→ Requirements:
Keep only the lines where "false" appears.

________________________

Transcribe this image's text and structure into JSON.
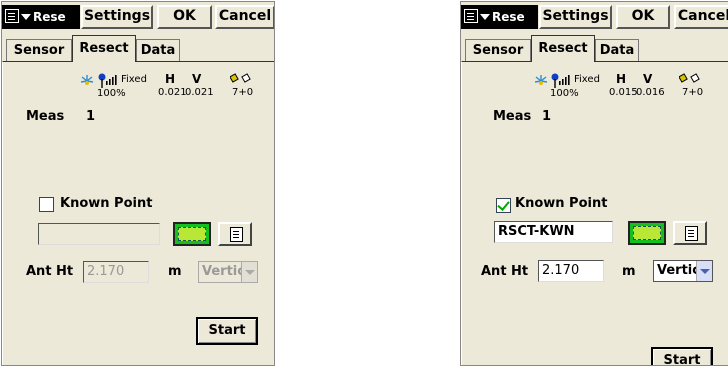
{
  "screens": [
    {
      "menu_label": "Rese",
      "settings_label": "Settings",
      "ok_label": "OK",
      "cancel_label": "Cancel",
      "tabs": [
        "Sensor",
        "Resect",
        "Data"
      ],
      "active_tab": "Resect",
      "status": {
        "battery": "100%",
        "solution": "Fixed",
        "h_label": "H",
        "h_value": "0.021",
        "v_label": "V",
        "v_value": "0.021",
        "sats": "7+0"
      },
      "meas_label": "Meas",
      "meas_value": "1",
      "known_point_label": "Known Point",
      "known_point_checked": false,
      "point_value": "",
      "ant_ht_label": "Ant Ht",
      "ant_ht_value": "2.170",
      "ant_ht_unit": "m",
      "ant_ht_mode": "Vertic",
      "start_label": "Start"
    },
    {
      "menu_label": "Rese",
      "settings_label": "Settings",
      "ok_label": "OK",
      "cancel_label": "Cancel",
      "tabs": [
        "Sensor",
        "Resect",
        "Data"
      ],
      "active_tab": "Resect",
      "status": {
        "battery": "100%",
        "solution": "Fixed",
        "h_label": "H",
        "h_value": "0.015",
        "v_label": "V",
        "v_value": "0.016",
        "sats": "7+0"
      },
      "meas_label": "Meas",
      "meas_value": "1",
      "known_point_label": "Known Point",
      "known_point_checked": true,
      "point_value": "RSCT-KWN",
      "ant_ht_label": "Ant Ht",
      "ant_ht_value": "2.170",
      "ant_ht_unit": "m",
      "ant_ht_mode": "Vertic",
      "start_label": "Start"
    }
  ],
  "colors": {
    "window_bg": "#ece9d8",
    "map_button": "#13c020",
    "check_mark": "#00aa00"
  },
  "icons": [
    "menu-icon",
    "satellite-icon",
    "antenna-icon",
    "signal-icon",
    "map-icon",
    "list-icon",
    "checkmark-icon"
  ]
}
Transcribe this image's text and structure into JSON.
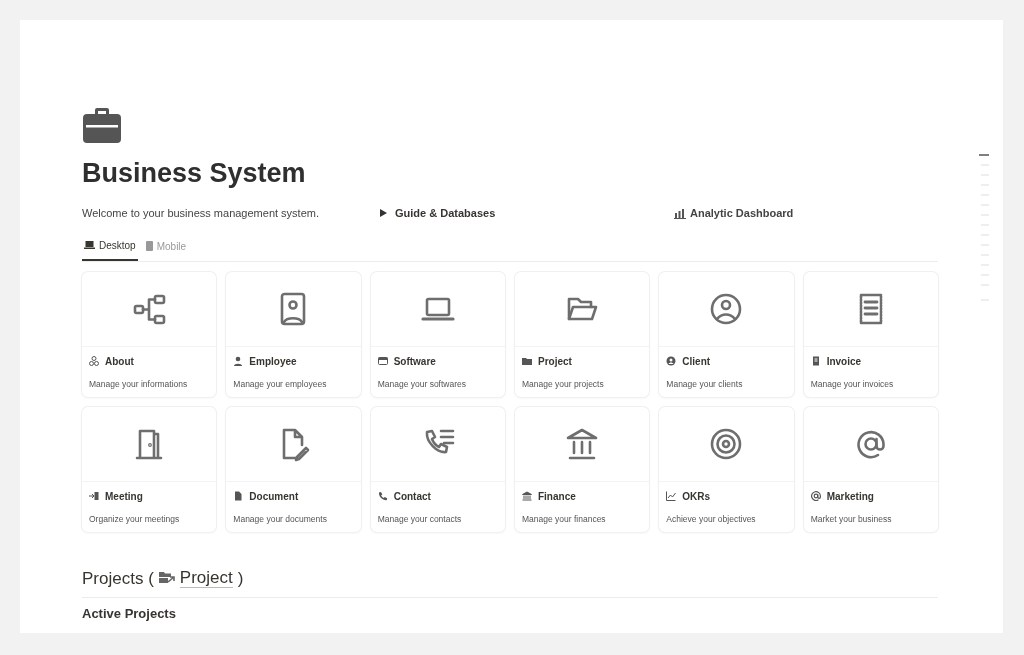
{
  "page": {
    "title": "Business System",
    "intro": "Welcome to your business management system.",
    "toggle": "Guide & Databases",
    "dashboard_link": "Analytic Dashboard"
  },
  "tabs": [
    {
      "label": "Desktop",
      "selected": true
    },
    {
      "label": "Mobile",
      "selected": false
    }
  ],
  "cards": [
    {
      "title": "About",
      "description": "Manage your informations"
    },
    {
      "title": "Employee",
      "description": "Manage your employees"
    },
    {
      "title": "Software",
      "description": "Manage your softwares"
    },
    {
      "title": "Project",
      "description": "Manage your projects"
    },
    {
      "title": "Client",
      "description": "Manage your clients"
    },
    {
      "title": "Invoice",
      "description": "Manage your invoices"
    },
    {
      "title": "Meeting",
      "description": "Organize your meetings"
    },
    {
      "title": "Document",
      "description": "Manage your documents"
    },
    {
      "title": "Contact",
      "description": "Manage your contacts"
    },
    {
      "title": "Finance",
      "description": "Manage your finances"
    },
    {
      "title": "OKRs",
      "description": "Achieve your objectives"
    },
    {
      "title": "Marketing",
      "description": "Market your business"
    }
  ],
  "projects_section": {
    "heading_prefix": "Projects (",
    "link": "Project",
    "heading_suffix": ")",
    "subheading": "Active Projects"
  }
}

________________________

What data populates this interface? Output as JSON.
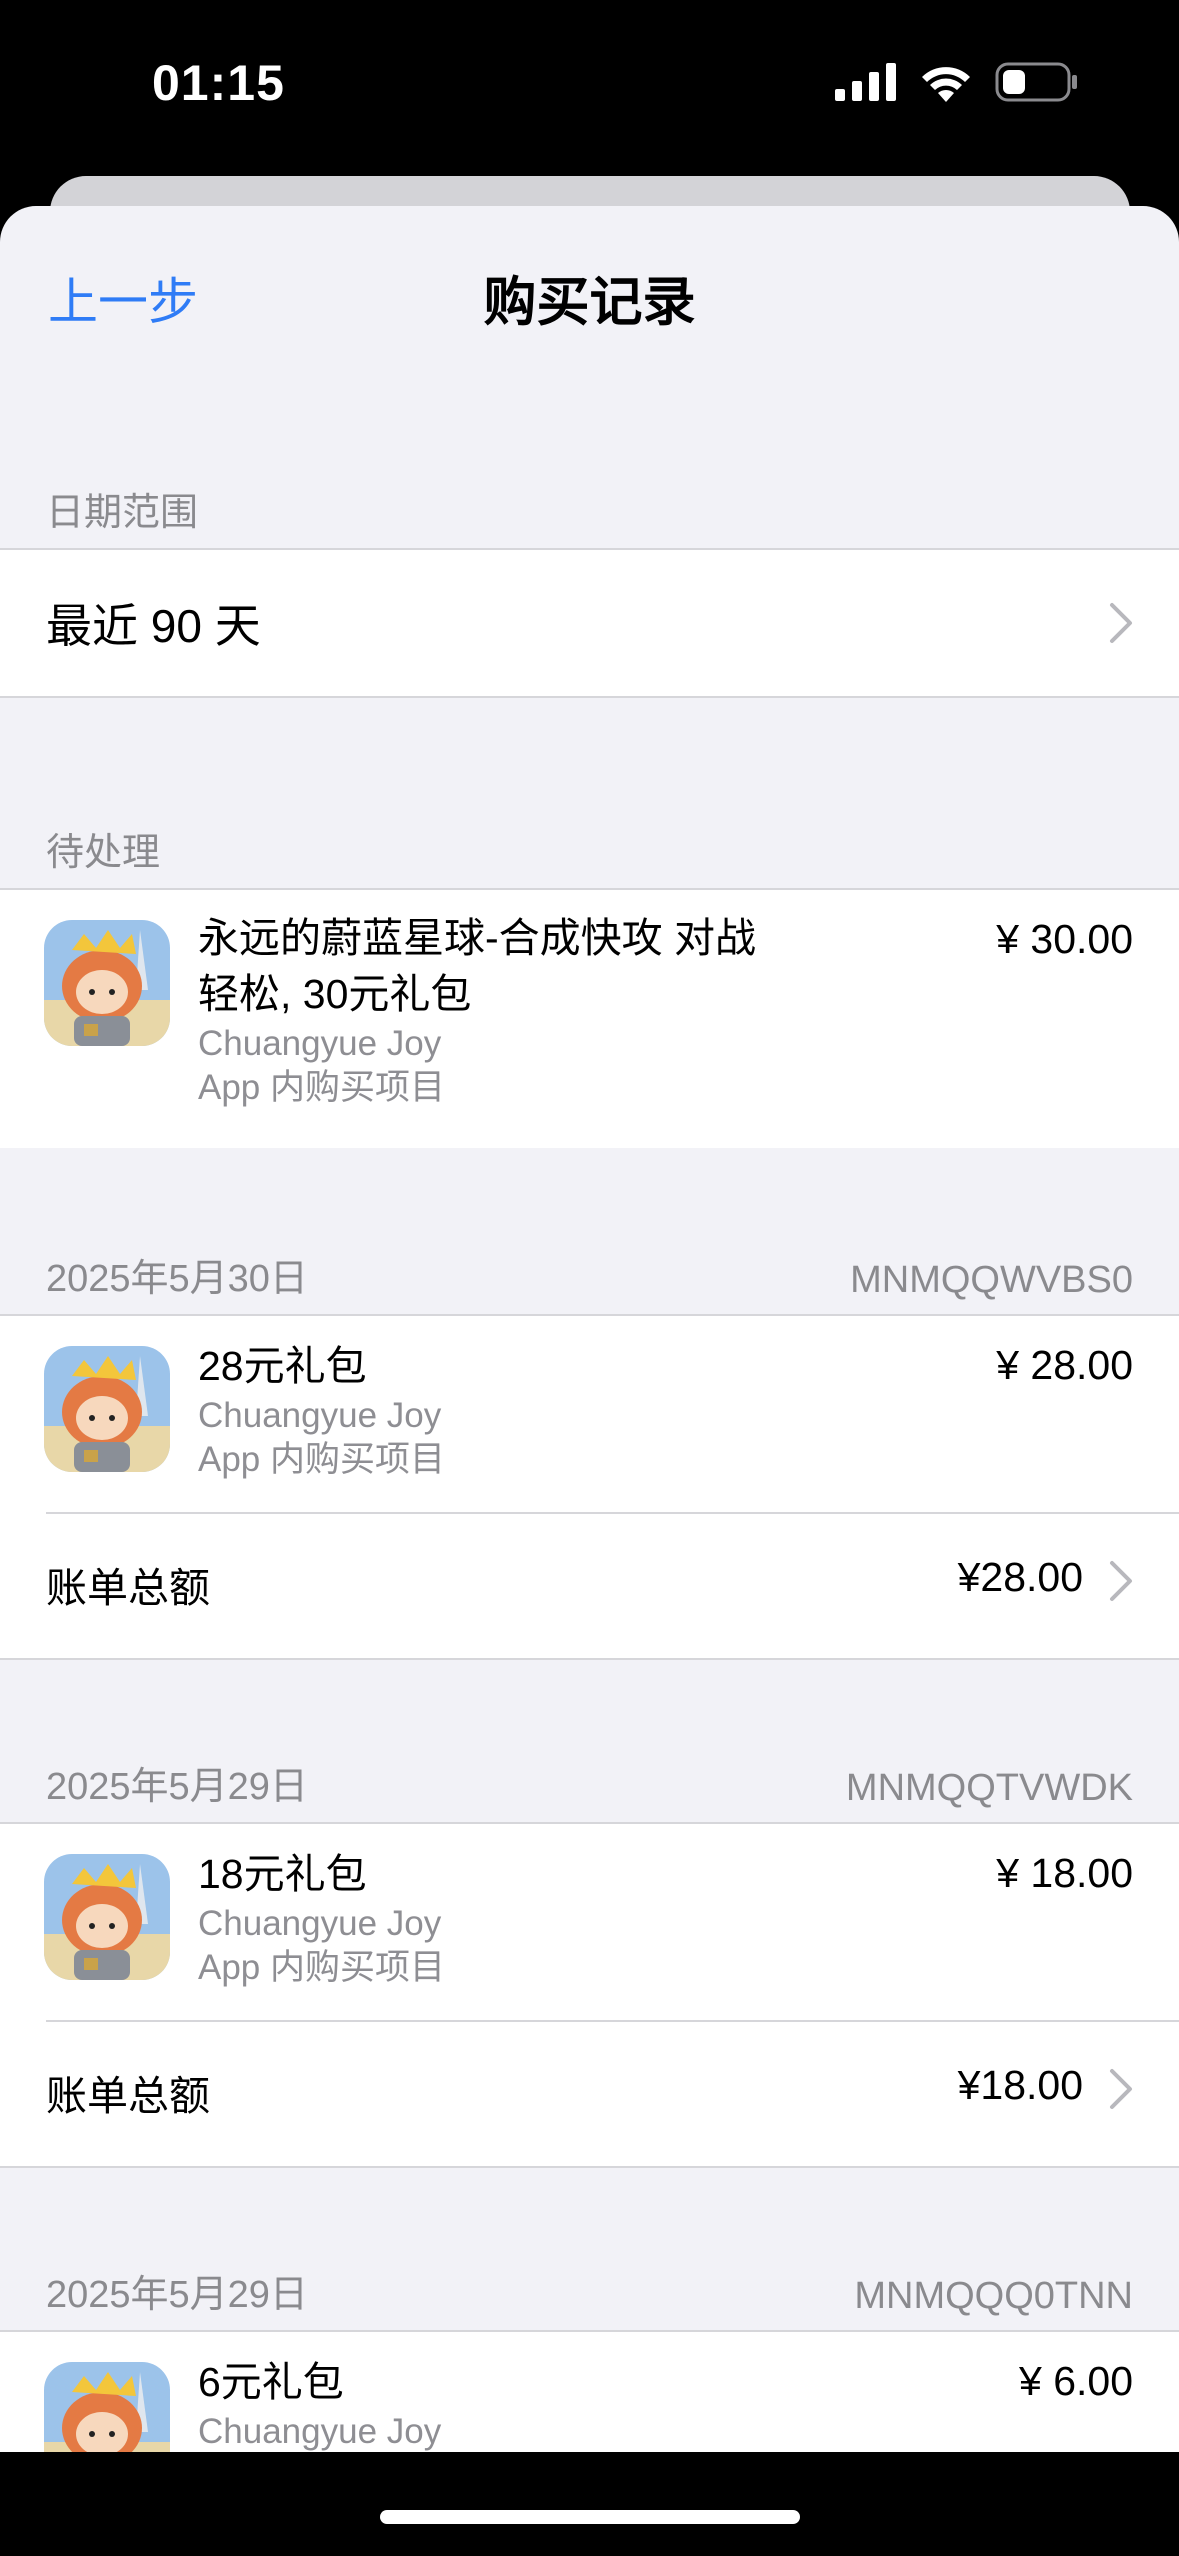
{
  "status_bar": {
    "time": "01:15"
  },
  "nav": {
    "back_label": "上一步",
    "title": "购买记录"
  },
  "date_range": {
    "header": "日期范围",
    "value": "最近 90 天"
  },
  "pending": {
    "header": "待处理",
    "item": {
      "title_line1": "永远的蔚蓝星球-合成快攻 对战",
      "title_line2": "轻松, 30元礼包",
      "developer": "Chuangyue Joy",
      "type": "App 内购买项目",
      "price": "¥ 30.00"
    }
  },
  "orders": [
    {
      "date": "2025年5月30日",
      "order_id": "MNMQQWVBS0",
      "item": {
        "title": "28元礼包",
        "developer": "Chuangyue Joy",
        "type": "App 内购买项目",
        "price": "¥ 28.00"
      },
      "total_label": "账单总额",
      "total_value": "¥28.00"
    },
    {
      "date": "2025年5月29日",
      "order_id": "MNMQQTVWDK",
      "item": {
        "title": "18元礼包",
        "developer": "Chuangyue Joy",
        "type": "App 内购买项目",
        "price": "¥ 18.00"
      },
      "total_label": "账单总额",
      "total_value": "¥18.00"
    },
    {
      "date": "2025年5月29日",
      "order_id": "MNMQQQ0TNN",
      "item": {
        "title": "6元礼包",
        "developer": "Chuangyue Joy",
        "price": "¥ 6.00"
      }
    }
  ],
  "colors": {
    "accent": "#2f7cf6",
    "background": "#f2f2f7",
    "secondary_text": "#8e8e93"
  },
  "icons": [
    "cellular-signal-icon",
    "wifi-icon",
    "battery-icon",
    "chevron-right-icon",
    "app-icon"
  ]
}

________________________

→ The reply:
      "known_point_checked": false,
      "selected": false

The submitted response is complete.